[BEGIN]
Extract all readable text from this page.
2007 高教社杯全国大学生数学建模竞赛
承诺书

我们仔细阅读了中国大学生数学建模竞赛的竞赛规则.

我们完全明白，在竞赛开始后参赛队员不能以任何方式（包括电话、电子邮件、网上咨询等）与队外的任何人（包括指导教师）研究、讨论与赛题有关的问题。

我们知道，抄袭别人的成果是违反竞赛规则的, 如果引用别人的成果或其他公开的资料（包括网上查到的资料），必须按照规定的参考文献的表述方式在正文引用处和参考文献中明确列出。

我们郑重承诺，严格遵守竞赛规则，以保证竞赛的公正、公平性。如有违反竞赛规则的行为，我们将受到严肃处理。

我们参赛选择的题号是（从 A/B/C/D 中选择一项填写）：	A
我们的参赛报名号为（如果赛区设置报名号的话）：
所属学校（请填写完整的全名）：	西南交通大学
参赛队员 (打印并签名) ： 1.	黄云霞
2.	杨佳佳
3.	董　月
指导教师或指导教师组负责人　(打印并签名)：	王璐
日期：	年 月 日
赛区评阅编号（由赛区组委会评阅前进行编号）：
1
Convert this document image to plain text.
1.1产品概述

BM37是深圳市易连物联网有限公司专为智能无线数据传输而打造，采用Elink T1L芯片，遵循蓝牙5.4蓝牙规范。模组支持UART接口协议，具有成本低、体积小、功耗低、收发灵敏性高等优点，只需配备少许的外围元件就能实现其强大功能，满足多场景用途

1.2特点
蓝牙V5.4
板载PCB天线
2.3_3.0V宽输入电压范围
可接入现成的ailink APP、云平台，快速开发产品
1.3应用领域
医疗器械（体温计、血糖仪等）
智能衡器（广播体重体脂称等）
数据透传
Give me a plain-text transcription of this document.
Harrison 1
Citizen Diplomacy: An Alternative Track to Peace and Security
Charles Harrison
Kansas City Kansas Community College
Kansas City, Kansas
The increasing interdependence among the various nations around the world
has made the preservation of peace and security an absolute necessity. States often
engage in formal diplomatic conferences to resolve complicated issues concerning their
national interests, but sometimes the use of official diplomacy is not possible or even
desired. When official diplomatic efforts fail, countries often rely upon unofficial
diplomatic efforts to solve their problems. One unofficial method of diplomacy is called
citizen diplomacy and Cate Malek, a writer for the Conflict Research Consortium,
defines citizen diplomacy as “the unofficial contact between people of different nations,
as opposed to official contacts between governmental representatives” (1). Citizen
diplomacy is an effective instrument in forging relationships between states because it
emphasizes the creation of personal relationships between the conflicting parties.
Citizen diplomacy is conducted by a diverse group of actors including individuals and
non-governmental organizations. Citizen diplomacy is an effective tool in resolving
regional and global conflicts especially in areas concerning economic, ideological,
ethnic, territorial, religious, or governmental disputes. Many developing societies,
[END]
→ **Task statement**
Pull out all lines containing "plain".

→ **Result of the exercise**
Convert this document image to plain text.
Give me a plain-text transcription of this document.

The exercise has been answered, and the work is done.